* Extract *
———
Date: Tue, 2 Aug 2016 14:48:18 -0400
From: "J. Bruce Fields" <bfields@fieldses.org>
To: Anna Schumaker <Anna.Schumaker@netapp.com>
Cc: Christoph Hellwig <hch@infradead.org>, linux-nfs@vger.kernel.org,
        Trond.Myklebust@primarydata.com
Subject: Re: [PATCH v4 0/3] NFSv4.2: Add support for the COPY operation
Message-ID: <20160802184818.GB15324@fieldses.org>
References: <1461962533-26534-1-git-send-email-Anna.Schumaker@Netapp.com>
 <20160501173733.GA556@infradead.org>
 <20160513203135.GE5658@fieldses.org>
 <8d09611c-31c1-baca-8e8f-6dc599731c8c@Netapp.com>
 <20160729185933.GA7964@fieldses.org>
 <613202c0-68ed-2ec0-2de9-136003309cb5@Netapp.com>
 <20160729202024.GD7964@fieldses.org>
 <a5e102ef-6078-ee6b-53b2-07339a306d25@Netapp.com>
 <20160729212136.GE7964@fieldses.org>
MIME-Version: 1.0
Content-Type: text/plain; charset=us-ascii
In-Reply-To: <20160729212136.GE7964@fieldses.org>
Sender: linux-nfs-owner@vger.kernel.org

On Fri, Jul 29, 2016 at 05:21:36PM -0400, J. Bruce Fields wrote:
> On Fri, Jul 29, 2016 at 04:44:39PM -0400, Anna Schumaker wrote:
> > On 07/29/2016 04:20 PM, J. Bruce Fields wrote:
> > > On Fri, Jul 29, 2016 at 03:40:00PM -0400, Anna Schumaker wrote:
> > >> On 07/29/2016 02:59 PM, J. Bruce Fields wrote:
> > >>> On Fri, May 13, 2016 at 04:58:06PM -0400, Anna Schumaker wrote:
> > >>>> On 05/13/2016 04:31 PM, J. Bruce Fields wrote:
> > >>>>> On Sun, May 01, 2016 at 10:37:33AM -0700, Christoph Hellwig wrote:
> > >>>>>> I might sound like a broken record, but I'd feel much happier if this
> > >>>>>> had extensive xfstests coverage.  Xfstests has over one hundred tests for
> > >>>>>> file clones, and many of them should be easily adapatable.
> > >>>>>
> > >>>>> Anna, have you looked at this yet?
> > >>>>
> > >>>> Yep!  I just sent out what I came up with :)
> > >>>
> > >>> Sorry for the lack of response.  For some reason I don't seem to have
> > >>> the updated version in my mailboxes.  Do you have a more recent version?
> > >>
> > >> I'm not sure, so I'll make sure my code still works and then resubmit!
> > >>
> > >>>
> > >>>>> I don't see any obvious problem with the nfsd code, other than the
> > >>>>> obvious issue with large synchronous copies tying up server threads and
> > >>>>> leaving clients waiting--but maybe we should just see how people end up
> > >>>>> using it and deal with the problems as they come up.
> > >>>
> > >>> I'm still worrying about this, though.
> > >>>
> > >>> As a simple stopgap, could we just set *some* maximum on the size of the
> > >>> copy?  Or better yet on the time?--that'd let filesystems with
> > >>> clone-like features copy the whole file without blocking an nfsd thread
> > >>> indefinitely in the case of other filesystems.
———
* Material for this exercise *
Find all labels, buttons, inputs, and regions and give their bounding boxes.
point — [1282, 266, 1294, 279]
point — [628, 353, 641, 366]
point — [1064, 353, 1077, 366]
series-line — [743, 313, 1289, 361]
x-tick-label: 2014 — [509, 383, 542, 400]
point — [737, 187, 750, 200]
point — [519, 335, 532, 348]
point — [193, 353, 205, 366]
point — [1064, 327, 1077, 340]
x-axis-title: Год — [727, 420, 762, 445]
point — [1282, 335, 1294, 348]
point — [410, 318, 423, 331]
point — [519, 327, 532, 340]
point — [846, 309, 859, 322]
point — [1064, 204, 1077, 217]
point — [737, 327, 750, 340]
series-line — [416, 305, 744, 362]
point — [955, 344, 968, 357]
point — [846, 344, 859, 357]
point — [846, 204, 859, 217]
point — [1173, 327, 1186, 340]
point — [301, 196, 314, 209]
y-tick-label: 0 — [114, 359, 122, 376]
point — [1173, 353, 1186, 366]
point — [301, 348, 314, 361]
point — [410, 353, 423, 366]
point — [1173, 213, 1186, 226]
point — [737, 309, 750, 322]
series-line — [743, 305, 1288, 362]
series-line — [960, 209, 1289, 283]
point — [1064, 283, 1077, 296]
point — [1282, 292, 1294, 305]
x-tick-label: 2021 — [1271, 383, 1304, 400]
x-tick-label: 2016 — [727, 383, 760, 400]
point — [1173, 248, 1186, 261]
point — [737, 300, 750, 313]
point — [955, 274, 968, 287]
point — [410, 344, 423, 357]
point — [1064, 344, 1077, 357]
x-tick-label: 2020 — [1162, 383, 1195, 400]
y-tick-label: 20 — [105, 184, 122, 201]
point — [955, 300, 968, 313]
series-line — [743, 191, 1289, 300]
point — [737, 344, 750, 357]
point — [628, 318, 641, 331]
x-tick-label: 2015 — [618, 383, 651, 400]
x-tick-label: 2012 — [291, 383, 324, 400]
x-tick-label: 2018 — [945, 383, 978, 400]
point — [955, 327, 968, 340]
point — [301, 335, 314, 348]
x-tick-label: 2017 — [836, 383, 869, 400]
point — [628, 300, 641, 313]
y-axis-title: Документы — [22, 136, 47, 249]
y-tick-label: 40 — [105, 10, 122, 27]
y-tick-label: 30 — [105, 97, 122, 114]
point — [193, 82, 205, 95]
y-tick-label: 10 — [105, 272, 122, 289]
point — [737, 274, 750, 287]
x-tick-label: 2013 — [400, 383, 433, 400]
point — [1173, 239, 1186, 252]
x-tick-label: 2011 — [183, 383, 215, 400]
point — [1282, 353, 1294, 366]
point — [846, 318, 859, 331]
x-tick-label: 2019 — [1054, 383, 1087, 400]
———
* Exercises to complete *
1: In the mailing-list thread, why would the writer rather cap the time of a copy than its size? Answer in one to three sentences.
2: Rewrite the entries from their first line through the line with "x-tick-label: 2012 — [291, 383, 324, 400]", putting "trend-line" in place of "series-line" and changing nothing else.
The entries bear no relation to the mailing-list thread.

* Solutions for each task *
1: A cap on time would let filesystems with clone-like features copy the whole file. On other filesystems, it would still keep an nfsd thread from being blocked indefinitely.

2:
Find all labels, buttons, inputs, and regions and give their bounding boxes.
point — [1282, 266, 1294, 279]
point — [628, 353, 641, 366]
point — [1064, 353, 1077, 366]
trend-line — [743, 313, 1289, 361]
x-tick-label: 2014 — [509, 383, 542, 400]
point — [737, 187, 750, 200]
point — [519, 335, 532, 348]
point — [193, 353, 205, 366]
point — [1064, 327, 1077, 340]
x-axis-title: Год — [727, 420, 762, 445]
point — [1282, 335, 1294, 348]
point — [410, 318, 423, 331]
point — [519, 327, 532, 340]
point — [846, 309, 859, 322]
point — [1064, 204, 1077, 217]
point — [737, 327, 750, 340]
trend-line — [416, 305, 744, 362]
point — [955, 344, 968, 357]
point — [846, 344, 859, 357]
point — [846, 204, 859, 217]
point — [1173, 327, 1186, 340]
point — [301, 196, 314, 209]
y-tick-label: 0 — [114, 359, 122, 376]
point — [1173, 353, 1186, 366]
point — [301, 348, 314, 361]
point — [410, 353, 423, 366]
point — [1173, 213, 1186, 226]
point — [737, 309, 750, 322]
trend-line — [743, 305, 1288, 362]
trend-line — [960, 209, 1289, 283]
point — [1064, 283, 1077, 296]
point — [1282, 292, 1294, 305]
x-tick-label: 2021 — [1271, 383, 1304, 400]
x-tick-label: 2016 — [727, 383, 760, 400]
point — [1173, 248, 1186, 261]
point — [737, 300, 750, 313]
point — [955, 274, 968, 287]
point — [410, 344, 423, 357]
point — [1064, 344, 1077, 357]
x-tick-label: 2020 — [1162, 383, 1195, 400]
y-tick-label: 20 — [105, 184, 122, 201]
point — [955, 300, 968, 313]
trend-line — [743, 191, 1289, 300]
point — [737, 344, 750, 357]
point — [628, 318, 641, 331]
x-tick-label: 2015 — [618, 383, 651, 400]
x-tick-label: 2012 — [291, 383, 324, 400]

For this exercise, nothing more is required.